Could you reproduce every line of the entries below character for character, without changing anything?
——————
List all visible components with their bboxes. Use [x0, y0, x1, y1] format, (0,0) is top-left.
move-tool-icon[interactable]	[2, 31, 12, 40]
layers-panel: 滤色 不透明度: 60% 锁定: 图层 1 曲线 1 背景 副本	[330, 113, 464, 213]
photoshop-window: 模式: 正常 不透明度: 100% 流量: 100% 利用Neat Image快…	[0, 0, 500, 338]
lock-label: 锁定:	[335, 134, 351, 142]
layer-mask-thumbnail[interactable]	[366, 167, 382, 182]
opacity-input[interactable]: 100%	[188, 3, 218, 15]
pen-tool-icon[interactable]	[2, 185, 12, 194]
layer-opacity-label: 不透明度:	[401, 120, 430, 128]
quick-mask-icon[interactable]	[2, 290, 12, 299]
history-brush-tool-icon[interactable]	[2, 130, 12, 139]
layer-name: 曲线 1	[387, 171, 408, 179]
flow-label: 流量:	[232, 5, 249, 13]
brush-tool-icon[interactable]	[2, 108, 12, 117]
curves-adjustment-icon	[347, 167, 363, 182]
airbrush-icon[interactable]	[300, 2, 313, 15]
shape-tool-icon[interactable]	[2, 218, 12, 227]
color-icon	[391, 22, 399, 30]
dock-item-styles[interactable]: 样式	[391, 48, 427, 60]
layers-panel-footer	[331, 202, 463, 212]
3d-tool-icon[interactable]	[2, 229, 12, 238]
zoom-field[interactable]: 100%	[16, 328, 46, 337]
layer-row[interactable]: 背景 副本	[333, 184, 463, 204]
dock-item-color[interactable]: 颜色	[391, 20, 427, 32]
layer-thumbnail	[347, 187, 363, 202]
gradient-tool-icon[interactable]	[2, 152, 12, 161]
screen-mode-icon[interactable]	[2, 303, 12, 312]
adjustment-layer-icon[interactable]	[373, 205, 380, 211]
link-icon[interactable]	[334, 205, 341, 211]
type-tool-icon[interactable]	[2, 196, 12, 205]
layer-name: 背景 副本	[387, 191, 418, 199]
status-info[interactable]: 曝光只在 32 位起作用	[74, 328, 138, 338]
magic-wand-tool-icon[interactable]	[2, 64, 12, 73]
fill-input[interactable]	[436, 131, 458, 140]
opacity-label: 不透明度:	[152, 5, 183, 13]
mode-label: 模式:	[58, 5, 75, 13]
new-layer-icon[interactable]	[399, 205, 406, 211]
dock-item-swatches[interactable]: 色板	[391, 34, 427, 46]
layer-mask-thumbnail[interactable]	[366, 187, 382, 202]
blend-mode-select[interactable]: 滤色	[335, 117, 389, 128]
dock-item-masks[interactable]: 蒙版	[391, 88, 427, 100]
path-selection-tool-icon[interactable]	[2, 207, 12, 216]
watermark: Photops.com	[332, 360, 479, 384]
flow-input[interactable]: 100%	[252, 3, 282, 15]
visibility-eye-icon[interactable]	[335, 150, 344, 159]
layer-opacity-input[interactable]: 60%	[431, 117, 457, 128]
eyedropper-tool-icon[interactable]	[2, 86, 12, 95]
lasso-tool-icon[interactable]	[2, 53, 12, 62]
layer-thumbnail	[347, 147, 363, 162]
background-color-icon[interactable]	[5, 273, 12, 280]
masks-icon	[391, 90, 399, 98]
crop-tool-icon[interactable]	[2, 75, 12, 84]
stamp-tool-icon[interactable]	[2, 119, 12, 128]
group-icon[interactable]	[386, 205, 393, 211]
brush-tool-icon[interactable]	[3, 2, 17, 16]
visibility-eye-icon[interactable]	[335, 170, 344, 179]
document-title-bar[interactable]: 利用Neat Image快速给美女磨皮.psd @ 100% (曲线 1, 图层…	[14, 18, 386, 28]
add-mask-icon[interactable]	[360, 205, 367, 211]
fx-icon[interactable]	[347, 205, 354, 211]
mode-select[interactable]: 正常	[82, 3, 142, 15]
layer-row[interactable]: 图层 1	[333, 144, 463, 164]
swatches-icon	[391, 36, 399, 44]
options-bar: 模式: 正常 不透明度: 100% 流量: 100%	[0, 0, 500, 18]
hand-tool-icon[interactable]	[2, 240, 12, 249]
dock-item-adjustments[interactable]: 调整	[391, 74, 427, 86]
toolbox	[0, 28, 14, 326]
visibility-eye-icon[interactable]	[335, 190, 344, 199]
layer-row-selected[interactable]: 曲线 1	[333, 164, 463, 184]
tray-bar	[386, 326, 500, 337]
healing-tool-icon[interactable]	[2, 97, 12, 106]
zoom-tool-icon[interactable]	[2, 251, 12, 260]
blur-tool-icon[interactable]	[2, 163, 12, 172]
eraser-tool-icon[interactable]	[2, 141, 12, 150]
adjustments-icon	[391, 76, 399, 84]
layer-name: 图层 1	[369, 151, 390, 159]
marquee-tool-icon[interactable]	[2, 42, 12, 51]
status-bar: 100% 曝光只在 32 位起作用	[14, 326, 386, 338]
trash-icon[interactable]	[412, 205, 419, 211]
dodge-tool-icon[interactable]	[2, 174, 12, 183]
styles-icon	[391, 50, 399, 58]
——————
PROBLEM SOLUTION:
List all visible components with their bboxes. Use [x0, y0, x1, y1] format, (0,0) is top-left.
move-tool-icon[interactable]	[2, 31, 12, 40]
layers-panel: 滤色 不透明度: 60% 锁定: 图层 1 曲线 1 背景 副本	[330, 113, 464, 213]
photoshop-window: 模式: 正常 不透明度: 100% 流量: 100% 利用Neat Image快…	[0, 0, 500, 338]
lock-label: 锁定:	[335, 134, 351, 142]
layer-mask-thumbnail[interactable]	[366, 167, 382, 182]
opacity-input[interactable]: 100%	[188, 3, 218, 15]
pen-tool-icon[interactable]	[2, 185, 12, 194]
layer-opacity-label: 不透明度:	[401, 120, 430, 128]
quick-mask-icon[interactable]	[2, 290, 12, 299]
history-brush-tool-icon[interactable]	[2, 130, 12, 139]
layer-name: 曲线 1	[387, 171, 408, 179]
flow-label: 流量:	[232, 5, 249, 13]
brush-tool-icon[interactable]	[2, 108, 12, 117]
curves-adjustment-icon	[347, 167, 363, 182]
airbrush-icon[interactable]	[300, 2, 313, 15]
shape-tool-icon[interactable]	[2, 218, 12, 227]
color-icon	[391, 22, 399, 30]
dock-item-styles[interactable]: 样式	[391, 48, 427, 60]
layers-panel-footer	[331, 202, 463, 212]
3d-tool-icon[interactable]	[2, 229, 12, 238]
zoom-field[interactable]: 100%	[16, 328, 46, 337]
layer-row[interactable]: 背景 副本	[333, 184, 463, 204]
dock-item-color[interactable]: 颜色	[391, 20, 427, 32]
layer-thumbnail	[347, 187, 363, 202]
gradient-tool-icon[interactable]	[2, 152, 12, 161]
screen-mode-icon[interactable]	[2, 303, 12, 312]
adjustment-layer-icon[interactable]	[373, 205, 380, 211]
link-icon[interactable]	[334, 205, 341, 211]
type-tool-icon[interactable]	[2, 196, 12, 205]
layer-name: 背景 副本	[387, 191, 418, 199]
status-info[interactable]: 曝光只在 32 位起作用	[74, 328, 138, 338]
magic-wand-tool-icon[interactable]	[2, 64, 12, 73]
fill-input[interactable]	[436, 131, 458, 140]
opacity-label: 不透明度:	[152, 5, 183, 13]
mode-label: 模式:	[58, 5, 75, 13]
new-layer-icon[interactable]	[399, 205, 406, 211]
dock-item-swatches[interactable]: 色板	[391, 34, 427, 46]
layer-mask-thumbnail[interactable]	[366, 187, 382, 202]
blend-mode-select[interactable]: 滤色	[335, 117, 389, 128]
dock-item-masks[interactable]: 蒙版	[391, 88, 427, 100]
path-selection-tool-icon[interactable]	[2, 207, 12, 216]
watermark: Photops.com	[332, 360, 479, 384]
flow-input[interactable]: 100%	[252, 3, 282, 15]
visibility-eye-icon[interactable]	[335, 150, 344, 159]
layer-opacity-input[interactable]: 60%	[431, 117, 457, 128]
eyedropper-tool-icon[interactable]	[2, 86, 12, 95]
lasso-tool-icon[interactable]	[2, 53, 12, 62]
layer-thumbnail	[347, 147, 363, 162]
background-color-icon[interactable]	[5, 273, 12, 280]
masks-icon	[391, 90, 399, 98]
crop-tool-icon[interactable]	[2, 75, 12, 84]
stamp-tool-icon[interactable]	[2, 119, 12, 128]
group-icon[interactable]	[386, 205, 393, 211]
brush-tool-icon[interactable]	[3, 2, 17, 16]
visibility-eye-icon[interactable]	[335, 170, 344, 179]
document-title-bar[interactable]: 利用Neat Image快速给美女磨皮.psd @ 100% (曲线 1, 图层…	[14, 18, 386, 28]
add-mask-icon[interactable]	[360, 205, 367, 211]
fx-icon[interactable]	[347, 205, 354, 211]
mode-select[interactable]: 正常	[82, 3, 142, 15]
layer-row[interactable]: 图层 1	[333, 144, 463, 164]
swatches-icon	[391, 36, 399, 44]
options-bar: 模式: 正常 不透明度: 100% 流量: 100%	[0, 0, 500, 18]
hand-tool-icon[interactable]	[2, 240, 12, 249]
dock-item-adjustments[interactable]: 调整	[391, 74, 427, 86]
toolbox	[0, 28, 14, 326]
visibility-eye-icon[interactable]	[335, 190, 344, 199]
layer-row-selected[interactable]: 曲线 1	[333, 164, 463, 184]
tray-bar	[386, 326, 500, 337]
healing-tool-icon[interactable]	[2, 97, 12, 106]
zoom-tool-icon[interactable]	[2, 251, 12, 260]
blur-tool-icon[interactable]	[2, 163, 12, 172]
eraser-tool-icon[interactable]	[2, 141, 12, 150]
adjustments-icon	[391, 76, 399, 84]
layer-name: 图层 1	[369, 151, 390, 159]
marquee-tool-icon[interactable]	[2, 42, 12, 51]
status-bar: 100% 曝光只在 32 位起作用	[14, 326, 386, 338]
trash-icon[interactable]	[412, 205, 419, 211]
dodge-tool-icon[interactable]	[2, 174, 12, 183]
styles-icon	[391, 50, 399, 58]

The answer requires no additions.